▸ Stated goal:
Copy out exactly the lines from the line containing "OCR this image." to the end of the listing.

▸ Extracted data:
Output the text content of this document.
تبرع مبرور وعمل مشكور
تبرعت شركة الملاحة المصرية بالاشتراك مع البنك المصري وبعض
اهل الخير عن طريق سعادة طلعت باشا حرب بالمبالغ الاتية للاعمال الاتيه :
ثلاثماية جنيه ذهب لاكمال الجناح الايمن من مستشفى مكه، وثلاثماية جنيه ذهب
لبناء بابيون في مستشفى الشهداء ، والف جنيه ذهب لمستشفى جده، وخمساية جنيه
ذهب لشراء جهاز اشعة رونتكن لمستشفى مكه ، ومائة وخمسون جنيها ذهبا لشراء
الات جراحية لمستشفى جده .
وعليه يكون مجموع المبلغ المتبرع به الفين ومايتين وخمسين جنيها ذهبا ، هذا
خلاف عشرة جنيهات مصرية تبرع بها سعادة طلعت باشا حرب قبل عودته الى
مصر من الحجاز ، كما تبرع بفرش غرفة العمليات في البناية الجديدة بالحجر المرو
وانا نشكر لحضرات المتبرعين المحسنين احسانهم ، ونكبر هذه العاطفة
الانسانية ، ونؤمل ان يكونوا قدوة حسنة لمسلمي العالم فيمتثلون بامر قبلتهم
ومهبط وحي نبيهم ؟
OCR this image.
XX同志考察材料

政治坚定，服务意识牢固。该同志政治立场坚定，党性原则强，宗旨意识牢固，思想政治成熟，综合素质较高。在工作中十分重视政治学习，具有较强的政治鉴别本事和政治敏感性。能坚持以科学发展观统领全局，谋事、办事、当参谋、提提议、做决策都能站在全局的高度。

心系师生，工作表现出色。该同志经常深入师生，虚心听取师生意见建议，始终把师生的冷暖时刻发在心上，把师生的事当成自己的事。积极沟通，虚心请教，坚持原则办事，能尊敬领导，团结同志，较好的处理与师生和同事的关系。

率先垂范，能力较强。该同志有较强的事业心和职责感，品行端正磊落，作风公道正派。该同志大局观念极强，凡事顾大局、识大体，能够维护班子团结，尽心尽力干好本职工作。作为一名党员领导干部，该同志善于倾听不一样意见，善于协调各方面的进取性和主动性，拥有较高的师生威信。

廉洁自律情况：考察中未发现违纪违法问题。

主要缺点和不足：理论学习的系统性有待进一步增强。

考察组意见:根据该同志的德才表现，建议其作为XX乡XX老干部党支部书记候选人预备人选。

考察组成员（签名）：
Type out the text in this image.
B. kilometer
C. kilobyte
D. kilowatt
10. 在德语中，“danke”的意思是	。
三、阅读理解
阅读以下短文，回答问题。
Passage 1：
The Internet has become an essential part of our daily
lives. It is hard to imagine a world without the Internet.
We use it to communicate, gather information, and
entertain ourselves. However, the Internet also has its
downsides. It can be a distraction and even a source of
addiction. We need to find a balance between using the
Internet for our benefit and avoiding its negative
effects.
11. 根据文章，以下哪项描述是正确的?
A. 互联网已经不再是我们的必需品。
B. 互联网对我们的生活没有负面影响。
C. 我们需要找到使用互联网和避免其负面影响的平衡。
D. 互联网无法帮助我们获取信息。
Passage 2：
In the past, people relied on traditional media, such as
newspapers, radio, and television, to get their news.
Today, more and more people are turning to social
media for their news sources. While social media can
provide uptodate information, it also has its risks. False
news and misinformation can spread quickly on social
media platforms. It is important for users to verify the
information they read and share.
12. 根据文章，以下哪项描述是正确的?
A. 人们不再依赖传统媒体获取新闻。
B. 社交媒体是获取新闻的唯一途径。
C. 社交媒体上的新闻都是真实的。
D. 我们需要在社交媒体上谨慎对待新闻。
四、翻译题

▸ The solution:
OCR this image.
XX同志考察材料

政治坚定，服务意识牢固。该同志政治立场坚定，党性原则强，宗旨意识牢固，思想政治成熟，综合素质较高。在工作中十分重视政治学习，具有较强的政治鉴别本事和政治敏感性。能坚持以科学发展观统领全局，谋事、办事、当参谋、提提议、做决策都能站在全局的高度。

心系师生，工作表现出色。该同志经常深入师生，虚心听取师生意见建议，始终把师生的冷暖时刻发在心上，把师生的事当成自己的事。积极沟通，虚心请教，坚持原则办事，能尊敬领导，团结同志，较好的处理与师生和同事的关系。

率先垂范，能力较强。该同志有较强的事业心和职责感，品行端正磊落，作风公道正派。该同志大局观念极强，凡事顾大局、识大体，能够维护班子团结，尽心尽力干好本职工作。作为一名党员领导干部，该同志善于倾听不一样意见，善于协调各方面的进取性和主动性，拥有较高的师生威信。

廉洁自律情况：考察中未发现违纪违法问题。

主要缺点和不足：理论学习的系统性有待进一步增强。

考察组意见:根据该同志的德才表现，建议其作为XX乡XX老干部党支部书记候选人预备人选。

考察组成员（签名）：
Type out the text in this image.
B. kilometer
C. kilobyte
D. kilowatt
10. 在德语中，“danke”的意思是	。
三、阅读理解
阅读以下短文，回答问题。
Passage 1：
The Internet has become an essential part of our daily
lives. It is hard to imagine a world without the Internet.
We use it to communicate, gather information, and
entertain ourselves. However, the Internet also has its
downsides. It can be a distraction and even a source of
addiction. We need to find a balance between using the
Internet for our benefit and avoiding its negative
effects.
11. 根据文章，以下哪项描述是正确的?
A. 互联网已经不再是我们的必需品。
B. 互联网对我们的生活没有负面影响。
C. 我们需要找到使用互联网和避免其负面影响的平衡。
D. 互联网无法帮助我们获取信息。
Passage 2：
In the past, people relied on traditional media, such as
newspapers, radio, and television, to get their news.
Today, more and more people are turning to social
media for their news sources. While social media can
provide uptodate information, it also has its risks. False
news and misinformation can spread quickly on social
media platforms. It is important for users to verify the
information they read and share.
12. 根据文章，以下哪项描述是正确的?
A. 人们不再依赖传统媒体获取新闻。
B. 社交媒体是获取新闻的唯一途径。
C. 社交媒体上的新闻都是真实的。
D. 我们需要在社交媒体上谨慎对待新闻。
四、翻译题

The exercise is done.